AIM OF THE EXERCISE ▸
Locate the string "document" in the records below. Copy every line where it occurs.

DATA FOR THIS TASK ▸

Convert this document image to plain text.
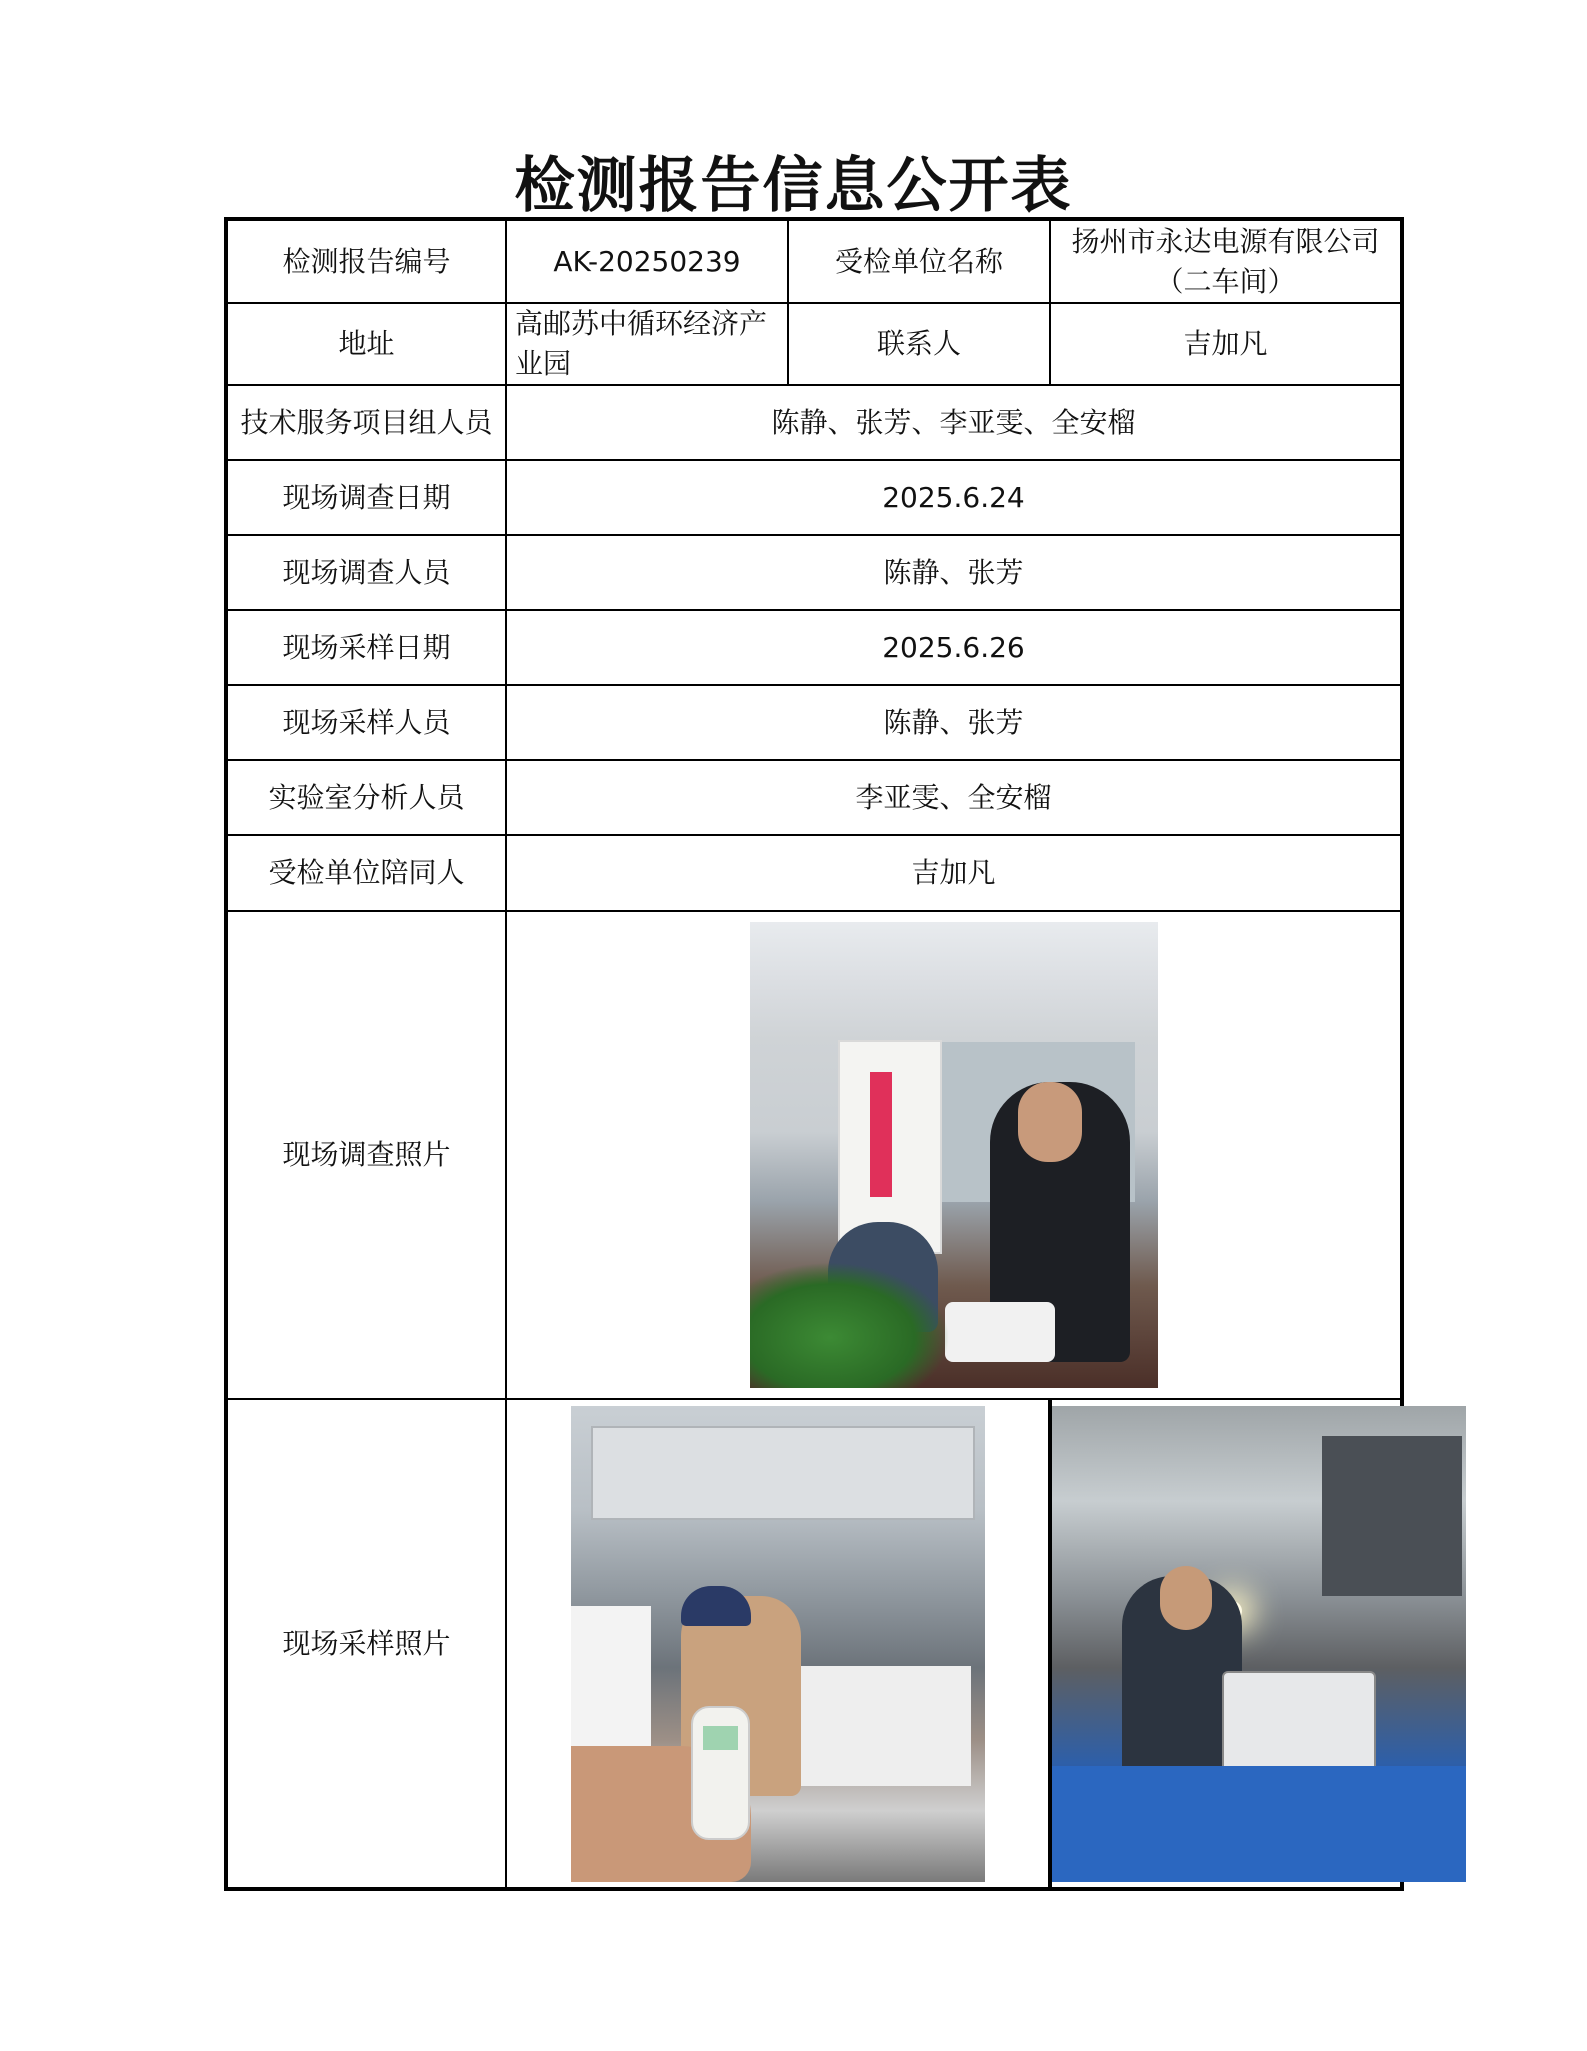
检测报告信息公开表
检测报告编号	AK-20250239	受检单位名称	扬州市永达电源有限公司
（二车间）

地址	高邮苏中循环经济产业园	联系人	吉加凡
技术服务项目组人员	陈静、张芳、李亚雯、全安榴		
现场调查日期	2025.6.24		
现场调查人员	陈静、张芳		
现场采样日期	2025.6.26		
现场采样人员	陈静、张芳		
实验室分析人员	李亚雯、全安榴		
受检单位陪同人	吉加凡		
现场调查照片			

现场采样照片		
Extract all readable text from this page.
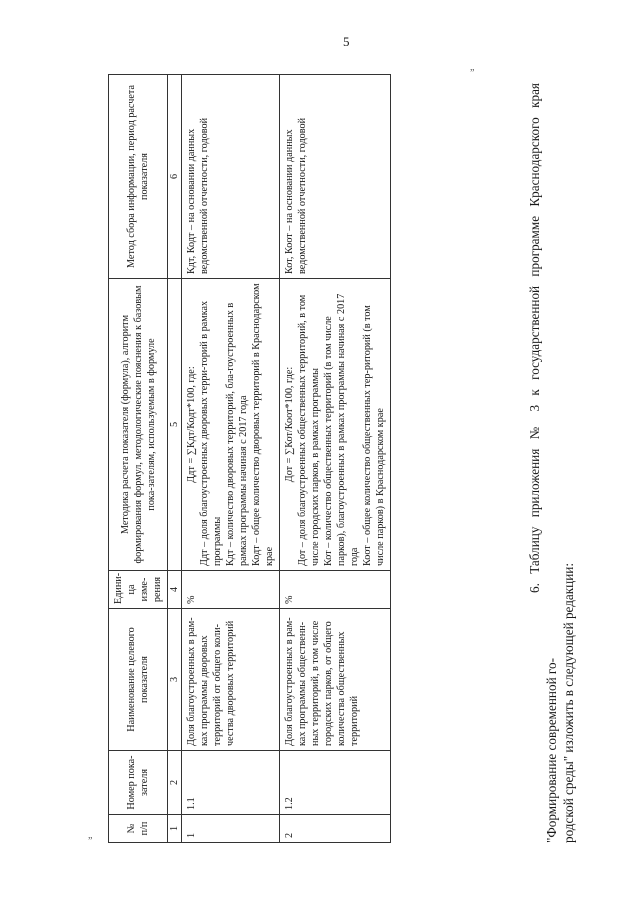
5
„
„
№ п/п	Номер пока-зателя	Наименование целевого показателя	Едини-ца изме-рения	Методика расчета показателя (формула), алгоритм формирования формул, методологические пояснения к базовым пока-зателям, используемым в формуле	Метод сбора информации, период расчета показателя
1	2	3	4	5	6
1	1.1	Доля благоустроенных в рам-ках программы дворовых территорий от общего коли-чества дворовых территорий	%	Ддт = ∑Кдт/Кодт*100, где: Ддт – доля благоустроенных дворовых терри-торий в рамках программы Кдт – количество дворовых территорий, бла-гоустроенных в рамках программы начиная с 2017 года Кодт – общее количество дворовых территорий в Краснодарском крае	Кдт, Кодт – на основании данных ведомственной отчетности, годовой
2	1.2	Доля благоустроенных в рам-ках программы общественн-ных территорий, в том числе городских парков, от общего количества общественных территорий	%	Дот = ∑Кот/Коот*100, где: Дот – доля благоустроенных общественных территорий, в том числе городских парков, в рамках программы Кот – количество общественных территорий (в том числе парков), благоустроенных в рамках программы начиная с 2017 года Коот – общее количество общественных тер-риторий (в том числе парков) в Краснодарском крае	Кот, Коот – на основании данных ведомственной отчетности, годовой	6. Таблицу приложения № 3 к государственной программе Краснодарского края "Формирование современной го- родской среды" изложить в следующей редакции:
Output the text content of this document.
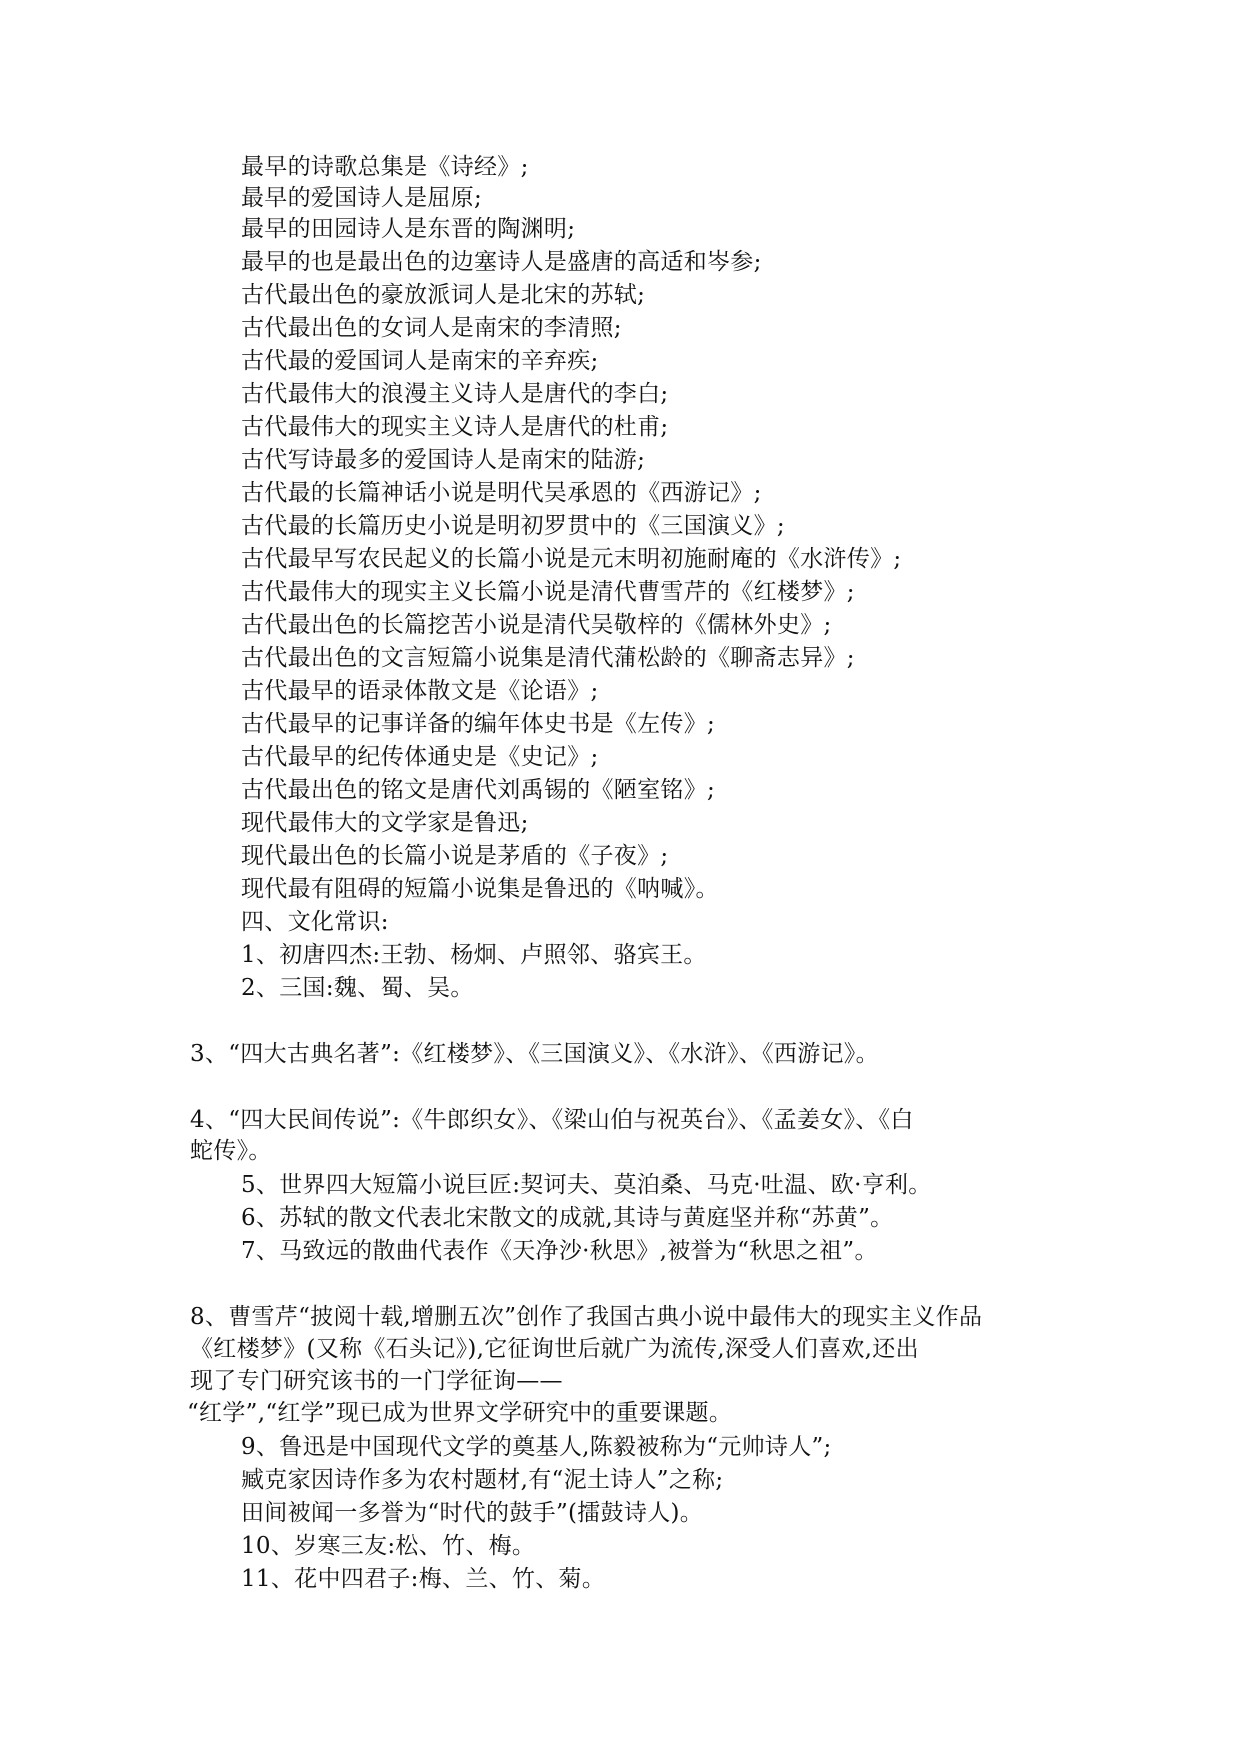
最早的诗歌总集是《诗经》;
最早的爱国诗人是屈原;
最早的田园诗人是东晋的陶渊明;
最早的也是最出色的边塞诗人是盛唐的高适和岑参;
古代最出色的豪放派词人是北宋的苏轼;
古代最出色的女词人是南宋的李清照;
古代最的爱国词人是南宋的辛弃疾;
古代最伟大的浪漫主义诗人是唐代的李白;
古代最伟大的现实主义诗人是唐代的杜甫;
古代写诗最多的爱国诗人是南宋的陆游;
古代最的长篇神话小说是明代吴承恩的《西游记》;
古代最的长篇历史小说是明初罗贯中的《三国演义》;
古代最早写农民起义的长篇小说是元末明初施耐庵的《水浒传》;
古代最伟大的现实主义长篇小说是清代曹雪芹的《红楼梦》;
古代最出色的长篇挖苦小说是清代吴敬梓的《儒林外史》;
古代最出色的文言短篇小说集是清代蒲松龄的《聊斋志异》;
古代最早的语录体散文是《论语》;
古代最早的记事详备的编年体史书是《左传》;
古代最早的纪传体通史是《史记》;
古代最出色的铭文是唐代刘禹锡的《陋室铭》;
现代最伟大的文学家是鲁迅;
现代最出色的长篇小说是茅盾的《子夜》;
现代最有阻碍的短篇小说集是鲁迅的《呐喊》。
四、文化常识:
1、初唐四杰:王勃、杨炯、卢照邻、骆宾王。
2、三国:魏、蜀、吴。
3、“四大古典名著”:《红楼梦》、《三国演义》、《水浒》、《西游记》。
4、“四大民间传说”:《牛郎织女》、《梁山伯与祝英台》、《孟姜女》、《白
蛇传》。
5、世界四大短篇小说巨匠:契诃夫、莫泊桑、马克·吐温、欧·亨利。
6、苏轼的散文代表北宋散文的成就,其诗与黄庭坚并称“苏黄”。
7、马致远的散曲代表作《天净沙·秋思》,被誉为“秋思之祖”。
8、曹雪芹“披阅十载,增删五次”创作了我国古典小说中最伟大的现实主义作品
《红楼梦》(又称《石头记》),它征询世后就广为流传,深受人们喜欢,还出
现了专门研究该书的一门学征询——
“红学”,“红学”现已成为世界文学研究中的重要课题。
9、鲁迅是中国现代文学的奠基人,陈毅被称为“元帅诗人”;
臧克家因诗作多为农村题材,有“泥土诗人”之称;
田间被闻一多誉为“时代的鼓手”(擂鼓诗人)。
10、岁寒三友:松、竹、梅。
11、花中四君子:梅、兰、竹、菊。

CORRECT OUTPUT ▸
Convert this document image to plain text.
Output the text content of this document.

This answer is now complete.